> [EXERCISE]: Please write out the complete listing that follows, exactly as it reads.

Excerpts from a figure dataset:
****************
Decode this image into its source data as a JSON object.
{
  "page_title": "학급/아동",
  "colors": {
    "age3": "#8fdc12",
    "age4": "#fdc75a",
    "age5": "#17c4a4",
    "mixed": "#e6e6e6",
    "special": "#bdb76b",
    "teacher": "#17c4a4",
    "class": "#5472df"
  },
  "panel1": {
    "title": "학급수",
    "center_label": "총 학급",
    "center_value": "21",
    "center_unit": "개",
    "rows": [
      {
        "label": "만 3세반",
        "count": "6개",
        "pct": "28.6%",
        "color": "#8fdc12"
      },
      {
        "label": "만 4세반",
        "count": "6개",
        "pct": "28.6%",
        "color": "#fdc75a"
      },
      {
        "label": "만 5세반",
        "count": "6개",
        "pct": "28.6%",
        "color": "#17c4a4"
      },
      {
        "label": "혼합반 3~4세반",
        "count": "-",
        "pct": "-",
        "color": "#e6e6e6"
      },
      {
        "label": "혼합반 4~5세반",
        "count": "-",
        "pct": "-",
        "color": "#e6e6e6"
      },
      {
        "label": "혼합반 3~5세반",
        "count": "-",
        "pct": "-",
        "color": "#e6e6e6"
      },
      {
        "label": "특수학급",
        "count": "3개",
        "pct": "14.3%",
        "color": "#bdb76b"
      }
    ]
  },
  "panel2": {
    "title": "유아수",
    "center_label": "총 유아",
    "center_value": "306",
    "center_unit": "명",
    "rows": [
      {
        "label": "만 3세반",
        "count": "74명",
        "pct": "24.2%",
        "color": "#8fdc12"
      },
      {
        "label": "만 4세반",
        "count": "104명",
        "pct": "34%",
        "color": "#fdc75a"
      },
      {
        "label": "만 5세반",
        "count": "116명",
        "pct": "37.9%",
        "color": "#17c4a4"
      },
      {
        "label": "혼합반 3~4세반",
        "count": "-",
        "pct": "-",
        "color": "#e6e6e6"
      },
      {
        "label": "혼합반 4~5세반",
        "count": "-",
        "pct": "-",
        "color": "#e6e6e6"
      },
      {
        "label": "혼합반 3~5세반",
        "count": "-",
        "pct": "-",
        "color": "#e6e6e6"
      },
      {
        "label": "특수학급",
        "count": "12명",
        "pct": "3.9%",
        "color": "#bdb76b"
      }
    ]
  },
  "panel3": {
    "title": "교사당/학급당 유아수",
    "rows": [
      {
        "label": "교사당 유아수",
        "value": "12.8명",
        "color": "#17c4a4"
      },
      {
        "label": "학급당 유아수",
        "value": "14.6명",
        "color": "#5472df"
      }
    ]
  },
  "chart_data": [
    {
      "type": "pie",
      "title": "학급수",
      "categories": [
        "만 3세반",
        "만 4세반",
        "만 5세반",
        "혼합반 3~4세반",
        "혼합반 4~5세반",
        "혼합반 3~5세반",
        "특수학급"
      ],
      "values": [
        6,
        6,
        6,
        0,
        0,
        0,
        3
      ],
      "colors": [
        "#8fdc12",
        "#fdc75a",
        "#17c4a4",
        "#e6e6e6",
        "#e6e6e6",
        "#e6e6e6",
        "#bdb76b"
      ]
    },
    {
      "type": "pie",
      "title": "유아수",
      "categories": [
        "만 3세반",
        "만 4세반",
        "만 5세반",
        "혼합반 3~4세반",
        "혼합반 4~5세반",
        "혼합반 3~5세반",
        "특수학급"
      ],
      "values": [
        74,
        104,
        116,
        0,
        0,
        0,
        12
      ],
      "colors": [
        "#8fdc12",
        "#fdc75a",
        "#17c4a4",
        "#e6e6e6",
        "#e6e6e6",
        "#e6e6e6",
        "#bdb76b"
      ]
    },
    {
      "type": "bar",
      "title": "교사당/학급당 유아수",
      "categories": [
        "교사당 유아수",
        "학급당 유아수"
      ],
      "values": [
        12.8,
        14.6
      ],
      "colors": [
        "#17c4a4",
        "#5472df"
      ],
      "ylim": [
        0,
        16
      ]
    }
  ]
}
****************
> [RESPONSE TO THIS EXERCISE]:
Decode this image into its source data as a JSON object.
{
  "page_title": "학급/아동",
  "colors": {
    "age3": "#8fdc12",
    "age4": "#fdc75a",
    "age5": "#17c4a4",
    "mixed": "#e6e6e6",
    "special": "#bdb76b",
    "teacher": "#17c4a4",
    "class": "#5472df"
  },
  "panel1": {
    "title": "학급수",
    "center_label": "총 학급",
    "center_value": "21",
    "center_unit": "개",
    "rows": [
      {
        "label": "만 3세반",
        "count": "6개",
        "pct": "28.6%",
        "color": "#8fdc12"
      },
      {
        "label": "만 4세반",
        "count": "6개",
        "pct": "28.6%",
        "color": "#fdc75a"
      },
      {
        "label": "만 5세반",
        "count": "6개",
        "pct": "28.6%",
        "color": "#17c4a4"
      },
      {
        "label": "혼합반 3~4세반",
        "count": "-",
        "pct": "-",
        "color": "#e6e6e6"
      },
      {
        "label": "혼합반 4~5세반",
        "count": "-",
        "pct": "-",
        "color": "#e6e6e6"
      },
      {
        "label": "혼합반 3~5세반",
        "count": "-",
        "pct": "-",
        "color": "#e6e6e6"
      },
      {
        "label": "특수학급",
        "count": "3개",
        "pct": "14.3%",
        "color": "#bdb76b"
      }
    ]
  },
  "panel2": {
    "title": "유아수",
    "center_label": "총 유아",
    "center_value": "306",
    "center_unit": "명",
    "rows": [
      {
        "label": "만 3세반",
        "count": "74명",
        "pct": "24.2%",
        "color": "#8fdc12"
      },
      {
        "label": "만 4세반",
        "count": "104명",
        "pct": "34%",
        "color": "#fdc75a"
      },
      {
        "label": "만 5세반",
        "count": "116명",
        "pct": "37.9%",
        "color": "#17c4a4"
      },
      {
        "label": "혼합반 3~4세반",
        "count": "-",
        "pct": "-",
        "color": "#e6e6e6"
      },
      {
        "label": "혼합반 4~5세반",
        "count": "-",
        "pct": "-",
        "color": "#e6e6e6"
      },
      {
        "label": "혼합반 3~5세반",
        "count": "-",
        "pct": "-",
        "color": "#e6e6e6"
      },
      {
        "label": "특수학급",
        "count": "12명",
        "pct": "3.9%",
        "color": "#bdb76b"
      }
    ]
  },
  "panel3": {
    "title": "교사당/학급당 유아수",
    "rows": [
      {
        "label": "교사당 유아수",
        "value": "12.8명",
        "color": "#17c4a4"
      },
      {
        "label": "학급당 유아수",
        "value": "14.6명",
        "color": "#5472df"
      }
    ]
  },
  "chart_data": [
    {
      "type": "pie",
      "title": "학급수",
      "categories": [
        "만 3세반",
        "만 4세반",
        "만 5세반",
        "혼합반 3~4세반",
        "혼합반 4~5세반",
        "혼합반 3~5세반",
        "특수학급"
      ],
      "values": [
        6,
        6,
        6,
        0,
        0,
        0,
        3
      ],
      "colors": [
        "#8fdc12",
        "#fdc75a",
        "#17c4a4",
        "#e6e6e6",
        "#e6e6e6",
        "#e6e6e6",
        "#bdb76b"
      ]
    },
    {
      "type": "pie",
      "title": "유아수",
      "categories": [
        "만 3세반",
        "만 4세반",
        "만 5세반",
        "혼합반 3~4세반",
        "혼합반 4~5세반",
        "혼합반 3~5세반",
        "특수학급"
      ],
      "values": [
        74,
        104,
        116,
        0,
        0,
        0,
        12
      ],
      "colors": [
        "#8fdc12",
        "#fdc75a",
        "#17c4a4",
        "#e6e6e6",
        "#e6e6e6",
        "#e6e6e6",
        "#bdb76b"
      ]
    },
    {
      "type": "bar",
      "title": "교사당/학급당 유아수",
      "categories": [
        "교사당 유아수",
        "학급당 유아수"
      ],
      "values": [
        12.8,
        14.6
      ],
      "colors": [
        "#17c4a4",
        "#5472df"
      ],
      "ylim": [
        0,
        16
      ]
    }
  ]
}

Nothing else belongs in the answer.